# start of Material for this task

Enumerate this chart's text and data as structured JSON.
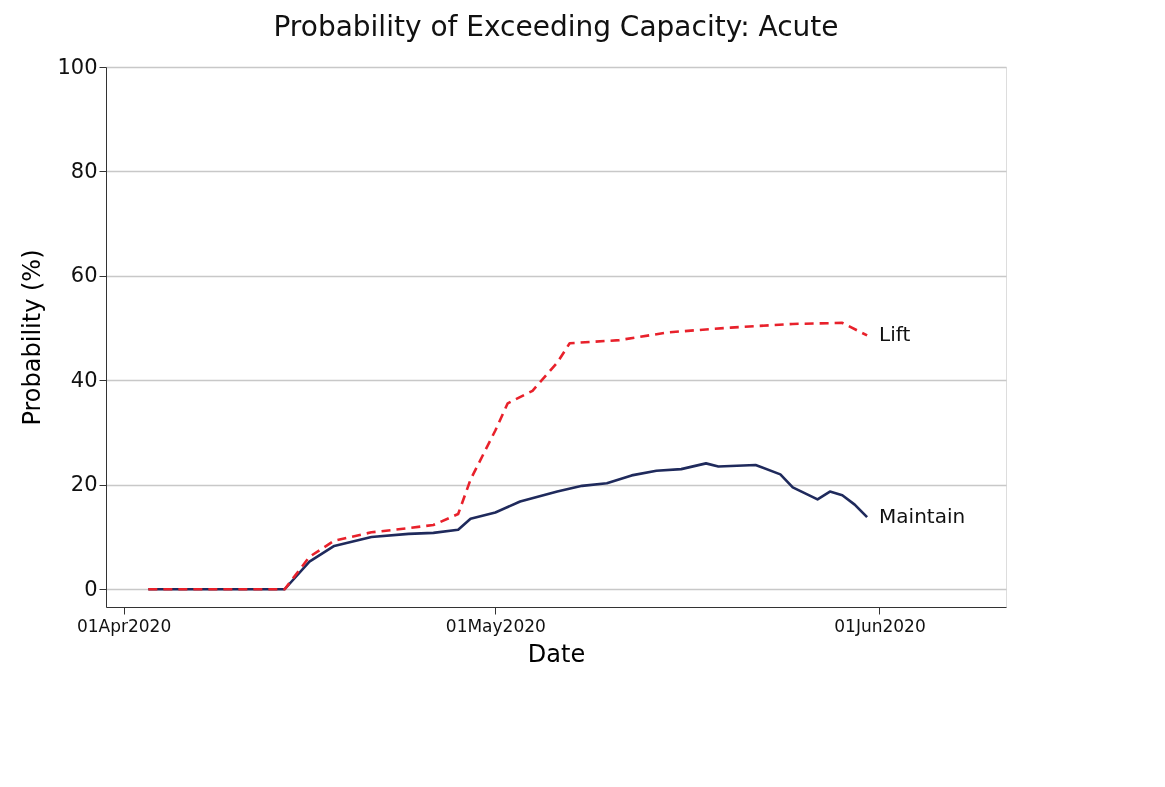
{
  "chart_data": {
    "type": "line",
    "title": "Probability of Exceeding Capacity: Acute",
    "xlabel": "Date",
    "ylabel": "Probability (%)",
    "xlim": [
      "2020-03-30T14:00",
      "2020-06-11T05:00"
    ],
    "xticks": [
      {
        "value": "2020-04-01",
        "label": "01Apr2020"
      },
      {
        "value": "2020-05-01",
        "label": "01May2020"
      },
      {
        "value": "2020-06-01",
        "label": "01Jun2020"
      }
    ],
    "ylim": [
      -3.4,
      100
    ],
    "yticks": [
      0,
      20,
      40,
      60,
      80,
      100
    ],
    "grid": "y",
    "legend": false,
    "marker": "none",
    "series": [
      {
        "name": "Lift",
        "color": "#e8212b",
        "line_style": "dashed",
        "x": [
          "2020-04-03",
          "2020-04-14",
          "2020-04-16",
          "2020-04-18",
          "2020-04-21",
          "2020-04-24",
          "2020-04-26",
          "2020-04-28",
          "2020-04-29",
          "2020-05-01",
          "2020-05-02",
          "2020-05-04",
          "2020-05-06",
          "2020-05-07",
          "2020-05-11",
          "2020-05-15",
          "2020-05-20",
          "2020-05-25",
          "2020-05-29",
          "2020-05-31"
        ],
        "values": [
          0,
          0,
          6.2,
          9.3,
          10.9,
          11.7,
          12.3,
          14.4,
          21.0,
          30.4,
          35.6,
          38.0,
          43.4,
          47.1,
          47.7,
          49.2,
          50.1,
          50.8,
          51.0,
          48.6
        ]
      },
      {
        "name": "Maintain",
        "color": "#1f2a5c",
        "line_style": "solid",
        "x": [
          "2020-04-03",
          "2020-04-14",
          "2020-04-16",
          "2020-04-18",
          "2020-04-21",
          "2020-04-24",
          "2020-04-26",
          "2020-04-28",
          "2020-04-29",
          "2020-05-01",
          "2020-05-03",
          "2020-05-06",
          "2020-05-08",
          "2020-05-10",
          "2020-05-12",
          "2020-05-14",
          "2020-05-16",
          "2020-05-18",
          "2020-05-19",
          "2020-05-22",
          "2020-05-24",
          "2020-05-25",
          "2020-05-27",
          "2020-05-28",
          "2020-05-29",
          "2020-05-30",
          "2020-05-31"
        ],
        "values": [
          0,
          0,
          5.3,
          8.3,
          10.0,
          10.6,
          10.8,
          11.4,
          13.5,
          14.7,
          16.8,
          18.7,
          19.8,
          20.3,
          21.8,
          22.7,
          23.0,
          24.1,
          23.5,
          23.8,
          22.0,
          19.5,
          17.2,
          18.7,
          18.0,
          16.2,
          13.8
        ]
      }
    ]
  }
}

# end of Material for this task

### Set problem
Repeat the preceding records precisely, and leave every picture out of the copy.

### Solution to this task
Enumerate this chart's text and data as structured JSON.
{
  "chart_data": {
    "type": "line",
    "title": "Probability of Exceeding Capacity: Acute",
    "xlabel": "Date",
    "ylabel": "Probability (%)",
    "xlim": [
      "2020-03-30T14:00",
      "2020-06-11T05:00"
    ],
    "xticks": [
      {
        "value": "2020-04-01",
        "label": "01Apr2020"
      },
      {
        "value": "2020-05-01",
        "label": "01May2020"
      },
      {
        "value": "2020-06-01",
        "label": "01Jun2020"
      }
    ],
    "ylim": [
      -3.4,
      100
    ],
    "yticks": [
      0,
      20,
      40,
      60,
      80,
      100
    ],
    "grid": "y",
    "legend": false,
    "marker": "none",
    "series": [
      {
        "name": "Lift",
        "color": "#e8212b",
        "line_style": "dashed",
        "x": [
          "2020-04-03",
          "2020-04-14",
          "2020-04-16",
          "2020-04-18",
          "2020-04-21",
          "2020-04-24",
          "2020-04-26",
          "2020-04-28",
          "2020-04-29",
          "2020-05-01",
          "2020-05-02",
          "2020-05-04",
          "2020-05-06",
          "2020-05-07",
          "2020-05-11",
          "2020-05-15",
          "2020-05-20",
          "2020-05-25",
          "2020-05-29",
          "2020-05-31"
        ],
        "values": [
          0,
          0,
          6.2,
          9.3,
          10.9,
          11.7,
          12.3,
          14.4,
          21.0,
          30.4,
          35.6,
          38.0,
          43.4,
          47.1,
          47.7,
          49.2,
          50.1,
          50.8,
          51.0,
          48.6
        ]
      },
      {
        "name": "Maintain",
        "color": "#1f2a5c",
        "line_style": "solid",
        "x": [
          "2020-04-03",
          "2020-04-14",
          "2020-04-16",
          "2020-04-18",
          "2020-04-21",
          "2020-04-24",
          "2020-04-26",
          "2020-04-28",
          "2020-04-29",
          "2020-05-01",
          "2020-05-03",
          "2020-05-06",
          "2020-05-08",
          "2020-05-10",
          "2020-05-12",
          "2020-05-14",
          "2020-05-16",
          "2020-05-18",
          "2020-05-19",
          "2020-05-22",
          "2020-05-24",
          "2020-05-25",
          "2020-05-27",
          "2020-05-28",
          "2020-05-29",
          "2020-05-30",
          "2020-05-31"
        ],
        "values": [
          0,
          0,
          5.3,
          8.3,
          10.0,
          10.6,
          10.8,
          11.4,
          13.5,
          14.7,
          16.8,
          18.7,
          19.8,
          20.3,
          21.8,
          22.7,
          23.0,
          24.1,
          23.5,
          23.8,
          22.0,
          19.5,
          17.2,
          18.7,
          18.0,
          16.2,
          13.8
        ]
      }
    ]
  }
}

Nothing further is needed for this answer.